> _Extract_:
========================================================================
Re: What about these?
- From: "Juan R." <juanrgonzaleza@xxxxxxxxxxxxxxxxxxxx>
- Date: 27 Dec 2006 01:49:18 -0800
Tim X ha escrito:
PDF has other advantages over HTML - try searching a book made up of
individual HTML pages, jumping to the relevant location - if the site
hasn't provided search facilities, your stuffed. With a PDF document,
I can search the whole document and jump straight to the point I want
without any need to rely on the site providing a search engine or
getting irrelevant responses back from similar phrases in unrelated
documents also on that site and then when I find the right HTML page,
I don't have to search for the phrase again within the page through my
browser's find facility.
Partially agree and disagree. I have dowloaded books on HTML format
(e.g. book on Docbook format) and i can search book perfectly using my
OS search capacities. Never tried Google search for local files but
sure may be better PDF own.
In the site Web accessibility in mind [2] it is remarked that the
question of accessibility of last PDF formats when compared to HTML is
hot debate topic (doing me to doubt your emphasized *are* and *NOT*
words). They discuss different limitations of the PDF 'accessible'
format and conclude "Although Adobe is doing a better job of removing
accessibility barriers from their product, HTML is still the preferred
web format by the majority of users with disabilities."
========================================================================
> _Record extracts_:
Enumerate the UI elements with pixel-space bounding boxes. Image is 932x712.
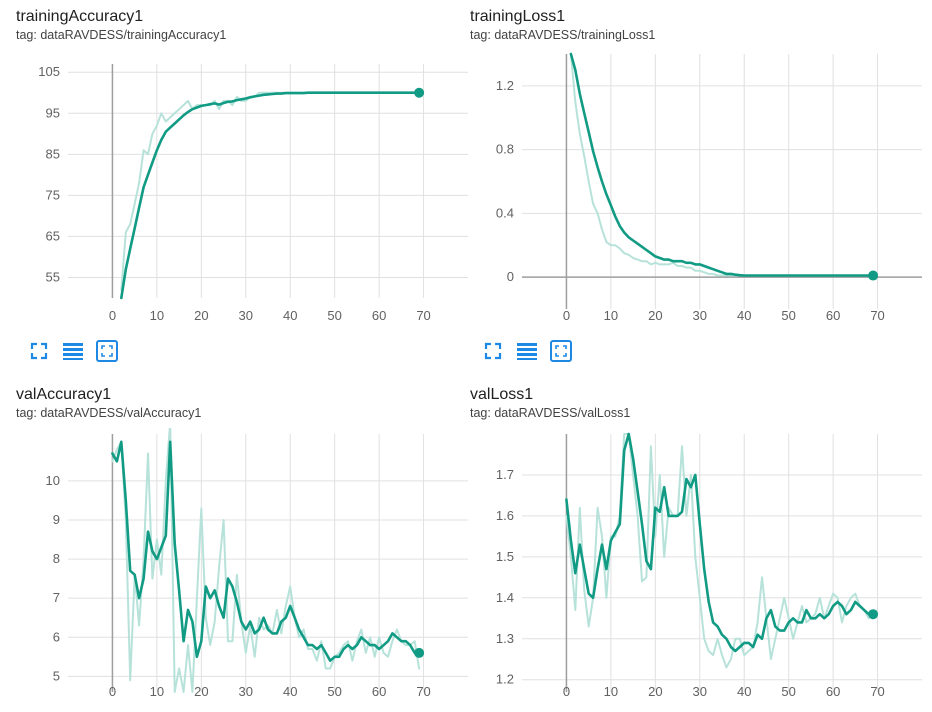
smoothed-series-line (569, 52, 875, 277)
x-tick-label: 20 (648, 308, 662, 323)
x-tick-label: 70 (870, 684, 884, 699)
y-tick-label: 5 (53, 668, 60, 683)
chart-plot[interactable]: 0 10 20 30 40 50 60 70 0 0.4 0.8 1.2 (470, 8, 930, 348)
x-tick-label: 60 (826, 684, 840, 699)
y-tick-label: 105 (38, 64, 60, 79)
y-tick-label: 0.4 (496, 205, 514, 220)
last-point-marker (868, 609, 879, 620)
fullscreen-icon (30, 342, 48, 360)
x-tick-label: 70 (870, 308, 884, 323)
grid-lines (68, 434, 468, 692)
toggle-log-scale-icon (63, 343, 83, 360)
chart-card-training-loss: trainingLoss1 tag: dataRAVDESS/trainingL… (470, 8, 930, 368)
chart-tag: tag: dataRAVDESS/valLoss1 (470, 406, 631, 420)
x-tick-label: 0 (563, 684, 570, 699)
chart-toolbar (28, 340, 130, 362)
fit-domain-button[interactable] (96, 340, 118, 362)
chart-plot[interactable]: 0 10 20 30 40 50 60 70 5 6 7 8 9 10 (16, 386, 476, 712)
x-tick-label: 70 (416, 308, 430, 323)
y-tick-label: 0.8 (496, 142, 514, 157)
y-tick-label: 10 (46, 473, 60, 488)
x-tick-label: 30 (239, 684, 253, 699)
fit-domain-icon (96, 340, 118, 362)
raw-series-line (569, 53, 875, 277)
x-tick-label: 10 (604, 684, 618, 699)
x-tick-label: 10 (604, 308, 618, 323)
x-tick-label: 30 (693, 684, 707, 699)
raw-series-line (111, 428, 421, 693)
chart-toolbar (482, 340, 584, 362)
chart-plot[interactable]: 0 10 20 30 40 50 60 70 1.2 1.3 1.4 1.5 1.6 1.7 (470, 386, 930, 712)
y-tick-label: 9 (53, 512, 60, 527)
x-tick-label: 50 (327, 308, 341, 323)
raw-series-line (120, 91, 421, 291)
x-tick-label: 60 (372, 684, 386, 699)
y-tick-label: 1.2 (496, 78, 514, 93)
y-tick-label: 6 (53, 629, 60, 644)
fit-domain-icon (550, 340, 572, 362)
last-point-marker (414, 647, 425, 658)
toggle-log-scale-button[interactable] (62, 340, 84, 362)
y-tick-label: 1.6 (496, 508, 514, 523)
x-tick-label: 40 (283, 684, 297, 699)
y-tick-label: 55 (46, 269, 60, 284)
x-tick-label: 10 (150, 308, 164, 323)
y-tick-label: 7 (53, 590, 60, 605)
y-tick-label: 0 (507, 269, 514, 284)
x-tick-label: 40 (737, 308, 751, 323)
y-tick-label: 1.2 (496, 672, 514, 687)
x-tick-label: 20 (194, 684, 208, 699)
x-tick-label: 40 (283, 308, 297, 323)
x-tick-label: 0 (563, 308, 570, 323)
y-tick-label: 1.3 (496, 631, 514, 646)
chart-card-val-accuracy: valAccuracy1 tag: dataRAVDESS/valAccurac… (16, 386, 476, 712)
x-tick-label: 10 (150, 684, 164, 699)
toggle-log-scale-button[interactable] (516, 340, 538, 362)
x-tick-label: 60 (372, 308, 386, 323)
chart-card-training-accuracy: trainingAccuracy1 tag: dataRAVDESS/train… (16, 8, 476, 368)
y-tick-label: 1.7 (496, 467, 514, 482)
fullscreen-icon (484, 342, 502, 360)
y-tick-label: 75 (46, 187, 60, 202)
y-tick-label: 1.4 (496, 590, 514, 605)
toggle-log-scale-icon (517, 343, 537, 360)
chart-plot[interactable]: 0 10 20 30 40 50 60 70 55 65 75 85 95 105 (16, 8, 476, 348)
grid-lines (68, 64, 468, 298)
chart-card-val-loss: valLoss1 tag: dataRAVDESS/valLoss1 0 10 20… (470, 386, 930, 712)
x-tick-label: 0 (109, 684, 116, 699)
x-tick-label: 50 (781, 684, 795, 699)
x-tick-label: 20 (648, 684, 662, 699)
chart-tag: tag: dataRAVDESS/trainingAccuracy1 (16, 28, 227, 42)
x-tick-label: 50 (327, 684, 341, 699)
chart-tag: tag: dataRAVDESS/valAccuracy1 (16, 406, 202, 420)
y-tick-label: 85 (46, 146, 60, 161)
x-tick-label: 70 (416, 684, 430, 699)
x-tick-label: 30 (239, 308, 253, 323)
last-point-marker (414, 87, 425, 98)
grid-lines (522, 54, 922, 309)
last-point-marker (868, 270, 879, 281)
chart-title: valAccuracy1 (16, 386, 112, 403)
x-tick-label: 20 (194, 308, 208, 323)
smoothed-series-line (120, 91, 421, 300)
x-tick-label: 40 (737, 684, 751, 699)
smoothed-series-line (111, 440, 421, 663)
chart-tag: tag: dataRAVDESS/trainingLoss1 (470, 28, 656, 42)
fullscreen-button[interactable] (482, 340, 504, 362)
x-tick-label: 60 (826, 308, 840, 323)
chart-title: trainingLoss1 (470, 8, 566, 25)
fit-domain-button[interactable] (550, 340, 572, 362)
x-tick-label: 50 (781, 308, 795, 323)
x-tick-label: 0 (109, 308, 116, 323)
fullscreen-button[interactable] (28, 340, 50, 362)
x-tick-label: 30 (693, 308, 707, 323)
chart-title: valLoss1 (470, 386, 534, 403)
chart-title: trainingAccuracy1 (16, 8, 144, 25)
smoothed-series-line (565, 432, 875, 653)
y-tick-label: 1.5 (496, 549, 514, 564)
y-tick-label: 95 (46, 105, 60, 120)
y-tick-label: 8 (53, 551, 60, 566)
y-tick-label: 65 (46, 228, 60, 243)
========================================================================
> _Required work_:
a - In the post on PDF versus HTML, which web format does the accessibility site conclude is still preferred by most users with disabilities?
b - Proceed with the post on PDF versus HTML from where it ends.

> _Replies_:
a - HTML.

b -
I find it amusing how many people cite web references as if they are
some sort of unquestionable truth, yet they are rarely peer reviewed,
seldom provide any credentials and are really often based on nothing
more than opinion. While I'm not saying this is the case with all the
references you have posted, I do find some are really just one groups
opinion and as such, are no more compelling than any other opinion
(including my own).
Yes, when you are new to some field it is difficult value corectly
references (this _is_ also true for peer-review sources). But i find
next dilema. I am generating a new website and try to offer maximum
accessibility possible (for a given money). Then i can a) To follow
guidelines of websites and other references on accessibility. b) To
follow you, citing a so Tim X on a newsgroup who said me the contrary.
I am not sure but think this newsgroup is not peer-reviewed :] Is it?
I am not saying your information was not useful accurate or so. Simply
stating my position as outsider. I wait to improve my knowledge on
those topics and taking a decision by myself in a future.
Fortunately, MS Word 2007 format follows some of guidelines some of us
are claiming during time for online publishing. In OMML, the
TeX/LaTeX/MathML structural model is _not_ used and both the numerator
and denominator are tagged explicitly [3]. Therefore at least one
mainstream model will be minimally acceptable.
Maybe acceptable to some, but not acceptable to me. I'm not at all
interested in what MS Word can do until they make the whole authoring
process far less painful. Actually, even then I'm not interested
because I use mainly MAC and Linux anyway and I have a philosophical
and ethical issue with their business practices and have not yet seen
enough proof of their claims to be moving towards open standards
and/or making their proprietary standards open and usable by others
without the threat of patent violation suits etc.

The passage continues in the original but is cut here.